■ DATASET RECORDS

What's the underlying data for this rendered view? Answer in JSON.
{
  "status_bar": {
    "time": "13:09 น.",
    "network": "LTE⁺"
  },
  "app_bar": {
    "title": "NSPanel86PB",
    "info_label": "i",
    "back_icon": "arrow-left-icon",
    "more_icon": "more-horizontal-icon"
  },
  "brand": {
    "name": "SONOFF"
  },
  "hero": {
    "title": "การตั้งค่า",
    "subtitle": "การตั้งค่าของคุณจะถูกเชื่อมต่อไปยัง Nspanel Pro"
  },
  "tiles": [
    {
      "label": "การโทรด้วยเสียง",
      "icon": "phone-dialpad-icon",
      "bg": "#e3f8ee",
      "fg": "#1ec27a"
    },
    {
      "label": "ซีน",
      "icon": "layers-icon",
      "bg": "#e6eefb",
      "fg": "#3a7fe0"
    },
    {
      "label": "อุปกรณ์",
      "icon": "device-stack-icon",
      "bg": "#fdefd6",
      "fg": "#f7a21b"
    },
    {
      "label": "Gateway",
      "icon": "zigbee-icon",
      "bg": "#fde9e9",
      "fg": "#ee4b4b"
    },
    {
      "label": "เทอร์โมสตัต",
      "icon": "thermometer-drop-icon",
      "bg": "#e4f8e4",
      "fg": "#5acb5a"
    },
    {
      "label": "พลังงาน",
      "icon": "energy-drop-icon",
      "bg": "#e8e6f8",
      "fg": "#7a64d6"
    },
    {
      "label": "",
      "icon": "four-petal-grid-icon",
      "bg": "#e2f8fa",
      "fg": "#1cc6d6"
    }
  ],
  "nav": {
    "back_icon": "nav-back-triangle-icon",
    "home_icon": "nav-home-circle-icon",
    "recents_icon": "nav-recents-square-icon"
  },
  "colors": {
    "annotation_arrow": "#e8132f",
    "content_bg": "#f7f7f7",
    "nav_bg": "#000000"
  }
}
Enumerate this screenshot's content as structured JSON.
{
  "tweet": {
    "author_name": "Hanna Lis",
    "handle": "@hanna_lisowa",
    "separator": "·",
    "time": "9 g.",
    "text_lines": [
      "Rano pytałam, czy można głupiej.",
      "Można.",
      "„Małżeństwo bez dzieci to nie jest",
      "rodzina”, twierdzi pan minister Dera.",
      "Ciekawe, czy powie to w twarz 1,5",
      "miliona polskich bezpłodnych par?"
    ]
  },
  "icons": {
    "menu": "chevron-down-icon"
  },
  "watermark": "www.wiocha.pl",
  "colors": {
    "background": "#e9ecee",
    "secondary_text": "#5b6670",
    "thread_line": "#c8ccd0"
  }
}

■ BRIEF
Extract each record, keeping it identical to the original.

■ ANSWER BELOW
What's the underlying data for this rendered view? Answer in JSON.
{
  "status_bar": {
    "time": "13:09 น.",
    "network": "LTE⁺"
  },
  "app_bar": {
    "title": "NSPanel86PB",
    "info_label": "i",
    "back_icon": "arrow-left-icon",
    "more_icon": "more-horizontal-icon"
  },
  "brand": {
    "name": "SONOFF"
  },
  "hero": {
    "title": "การตั้งค่า",
    "subtitle": "การตั้งค่าของคุณจะถูกเชื่อมต่อไปยัง Nspanel Pro"
  },
  "tiles": [
    {
      "label": "การโทรด้วยเสียง",
      "icon": "phone-dialpad-icon",
      "bg": "#e3f8ee",
      "fg": "#1ec27a"
    },
    {
      "label": "ซีน",
      "icon": "layers-icon",
      "bg": "#e6eefb",
      "fg": "#3a7fe0"
    },
    {
      "label": "อุปกรณ์",
      "icon": "device-stack-icon",
      "bg": "#fdefd6",
      "fg": "#f7a21b"
    },
    {
      "label": "Gateway",
      "icon": "zigbee-icon",
      "bg": "#fde9e9",
      "fg": "#ee4b4b"
    },
    {
      "label": "เทอร์โมสตัต",
      "icon": "thermometer-drop-icon",
      "bg": "#e4f8e4",
      "fg": "#5acb5a"
    },
    {
      "label": "พลังงาน",
      "icon": "energy-drop-icon",
      "bg": "#e8e6f8",
      "fg": "#7a64d6"
    },
    {
      "label": "",
      "icon": "four-petal-grid-icon",
      "bg": "#e2f8fa",
      "fg": "#1cc6d6"
    }
  ],
  "nav": {
    "back_icon": "nav-back-triangle-icon",
    "home_icon": "nav-home-circle-icon",
    "recents_icon": "nav-recents-square-icon"
  },
  "colors": {
    "annotation_arrow": "#e8132f",
    "content_bg": "#f7f7f7",
    "nav_bg": "#000000"
  }
}
Enumerate this screenshot's content as structured JSON.
{
  "tweet": {
    "author_name": "Hanna Lis",
    "handle": "@hanna_lisowa",
    "separator": "·",
    "time": "9 g.",
    "text_lines": [
      "Rano pytałam, czy można głupiej.",
      "Można.",
      "„Małżeństwo bez dzieci to nie jest",
      "rodzina”, twierdzi pan minister Dera.",
      "Ciekawe, czy powie to w twarz 1,5",
      "miliona polskich bezpłodnych par?"
    ]
  },
  "icons": {
    "menu": "chevron-down-icon"
  },
  "watermark": "www.wiocha.pl",
  "colors": {
    "background": "#e9ecee",
    "secondary_text": "#5b6670",
    "thread_line": "#c8ccd0"
  }
}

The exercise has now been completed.